Prompt: Each line of the material must be repeated precisely, with the pictures left out.

Data provided:
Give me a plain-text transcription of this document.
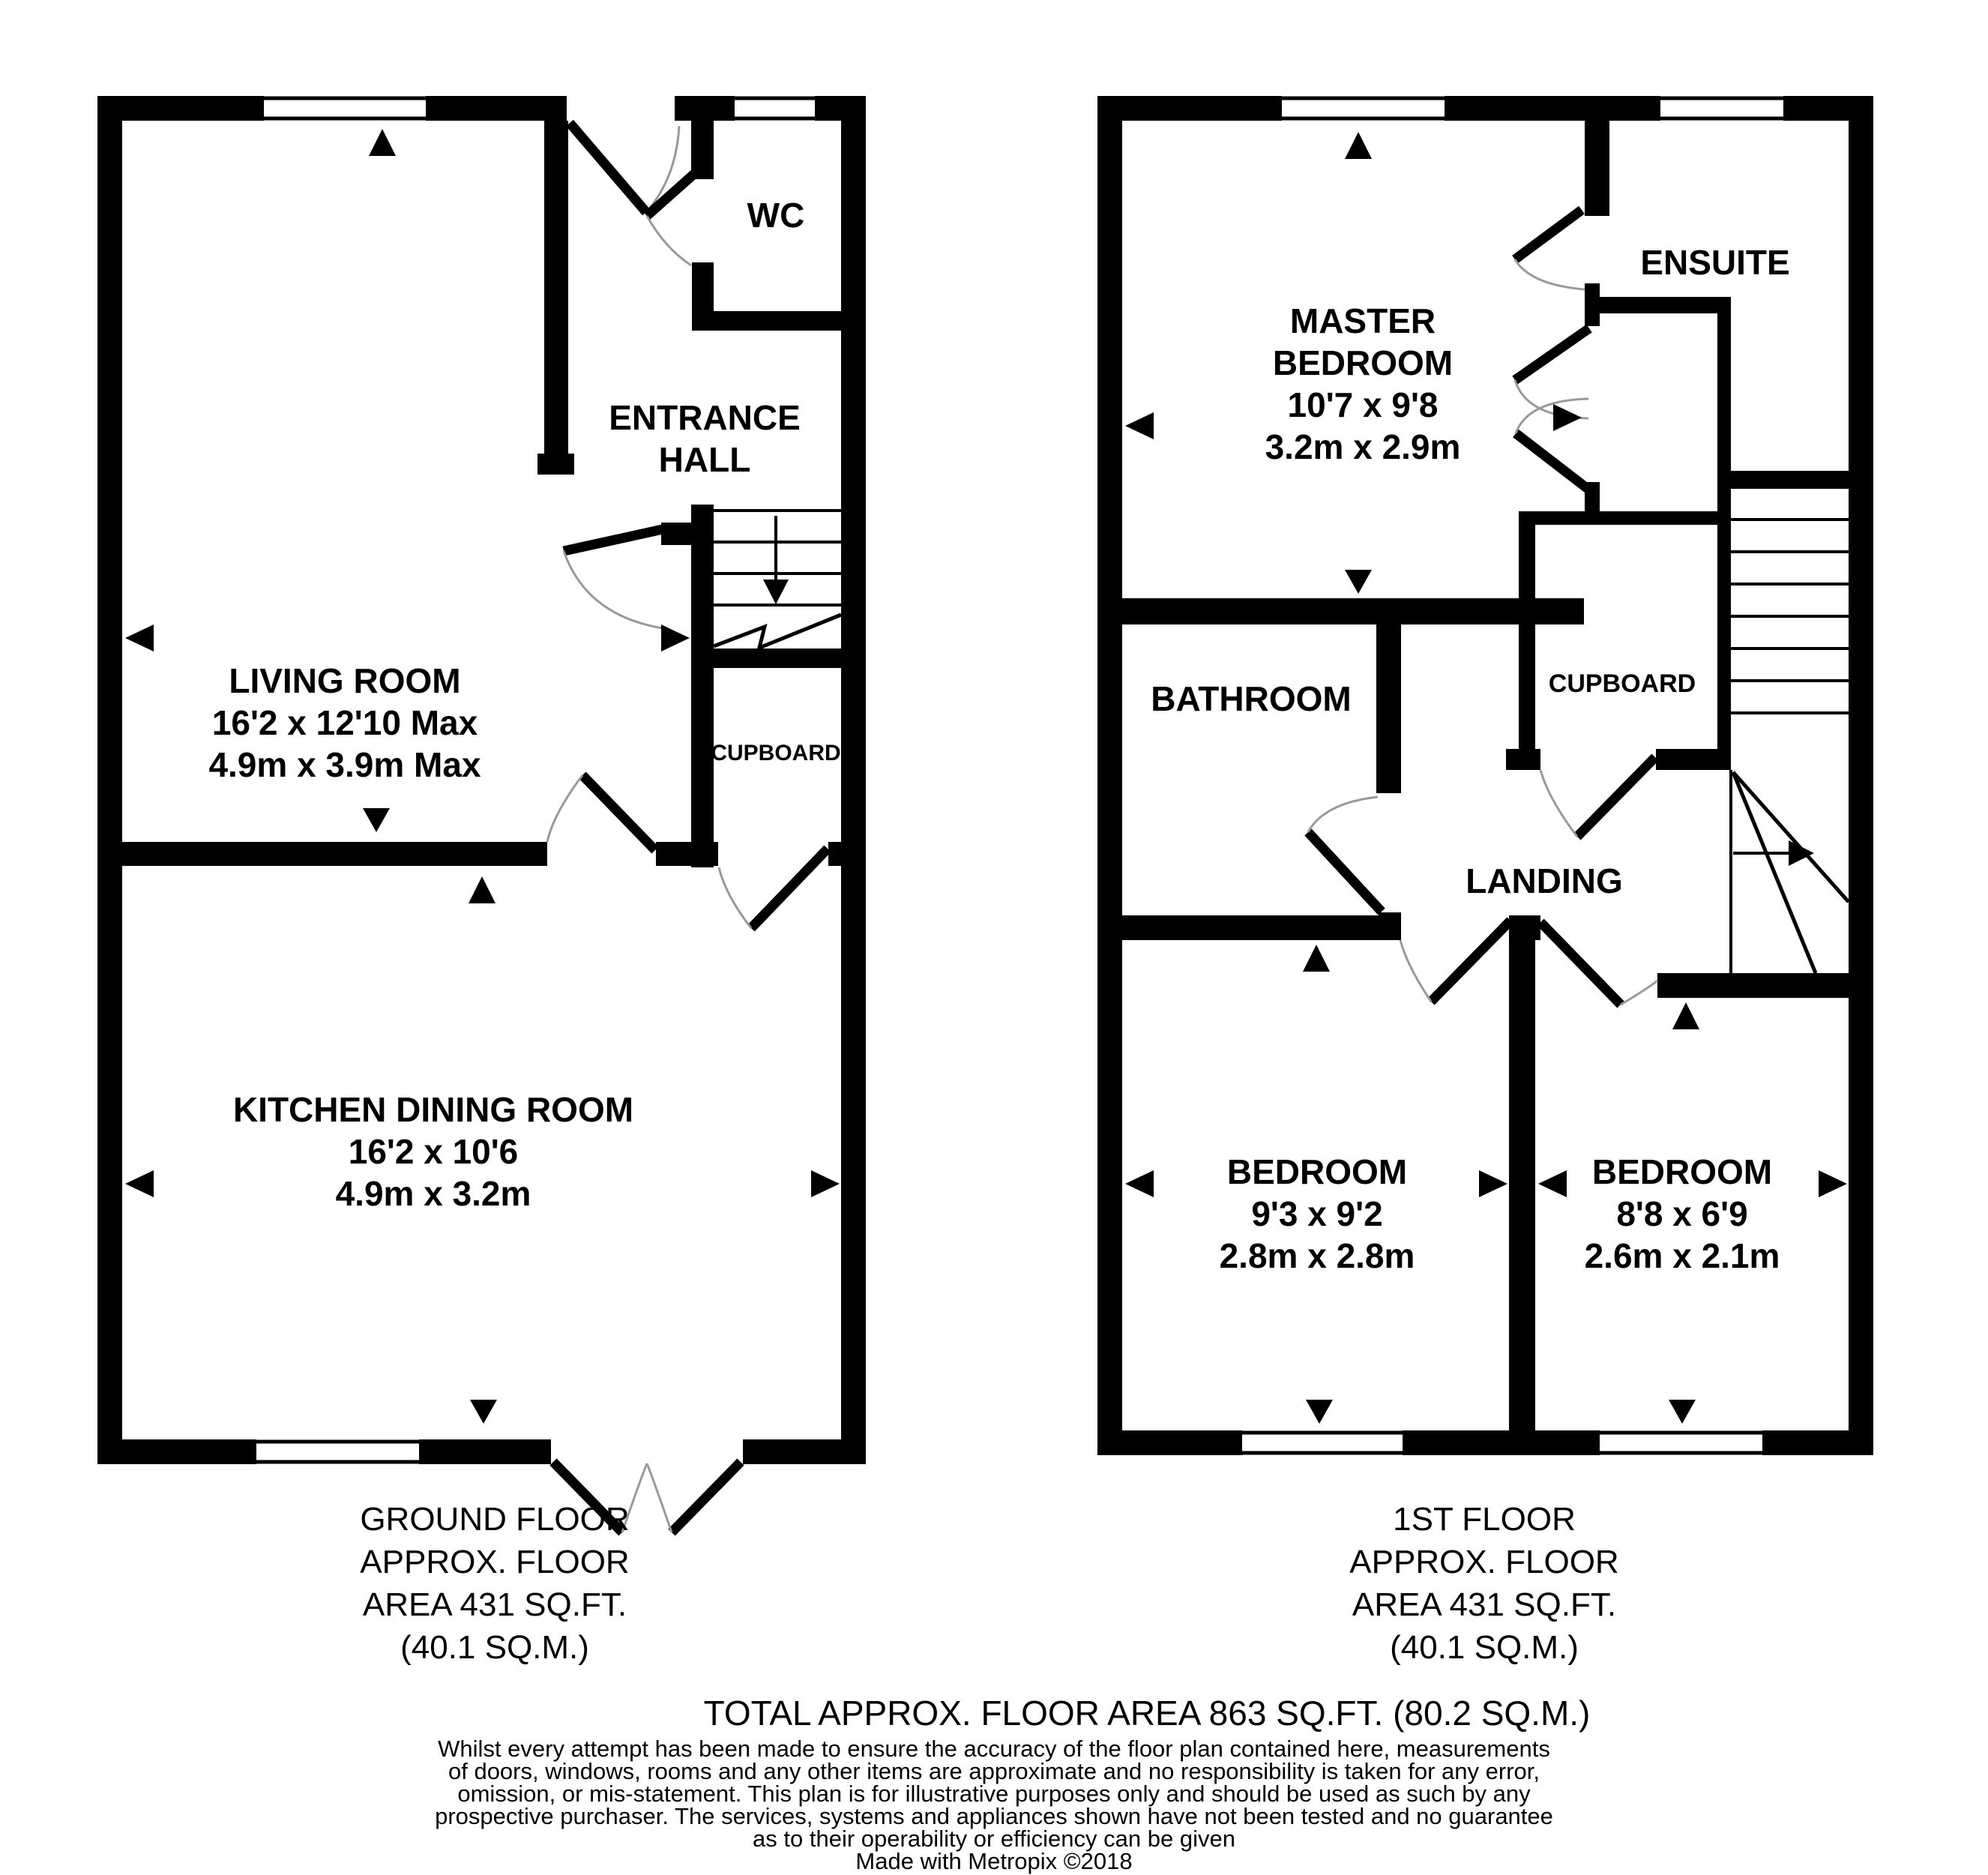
WC
ENTRANCE
HALL
LIVING ROOM
16'2 x 12'10 Max
4.9m x 3.9m Max	CUPBOARD
KITCHEN DINING ROOM
16'2 x 10'6
4.9m x 3.2m
MASTER
BEDROOM
10'7 x 9'8
3.2m x 2.9m
ENSUITE
BATHROOM	CUPBOARD
LANDING
BEDROOM
9'3 x 9'2
2.8m x 2.8m
BEDROOM
8'8 x 6'9
2.6m x 2.1m
GROUND FLOOR
APPROX. FLOOR
AREA 431 SQ.FT.
(40.1 SQ.M.)
1ST FLOOR
APPROX. FLOOR
AREA 431 SQ.FT.
(40.1 SQ.M.)
TOTAL APPROX. FLOOR AREA 863 SQ.FT. (80.2 SQ.M.)
Whilst every attempt has been made to ensure the accuracy of the floor plan contained here, measurements
of doors, windows, rooms and any other items are approximate and no responsibility is taken for any error,
omission, or mis-statement. This plan is for illustrative purposes only and should be used as such by any
prospective purchaser. The services, systems and appliances shown have not been tested and no guarantee
as to their operability or efficiency can be given
Made with Metropix ©2018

Correct answer:
Give me a plain-text transcription of this document.
WC
ENTRANCE
HALL
LIVING ROOM
16'2 x 12'10 Max
4.9m x 3.9m Max	CUPBOARD
KITCHEN DINING ROOM
16'2 x 10'6
4.9m x 3.2m
MASTER
BEDROOM
10'7 x 9'8
3.2m x 2.9m
ENSUITE
BATHROOM	CUPBOARD
LANDING
BEDROOM
9'3 x 9'2
2.8m x 2.8m
BEDROOM
8'8 x 6'9
2.6m x 2.1m
GROUND FLOOR
APPROX. FLOOR
AREA 431 SQ.FT.
(40.1 SQ.M.)
1ST FLOOR
APPROX. FLOOR
AREA 431 SQ.FT.
(40.1 SQ.M.)
TOTAL APPROX. FLOOR AREA 863 SQ.FT. (80.2 SQ.M.)
Whilst every attempt has been made to ensure the accuracy of the floor plan contained here, measurements
of doors, windows, rooms and any other items are approximate and no responsibility is taken for any error,
omission, or mis-statement. This plan is for illustrative purposes only and should be used as such by any
prospective purchaser. The services, systems and appliances shown have not been tested and no guarantee
as to their operability or efficiency can be given
Made with Metropix ©2018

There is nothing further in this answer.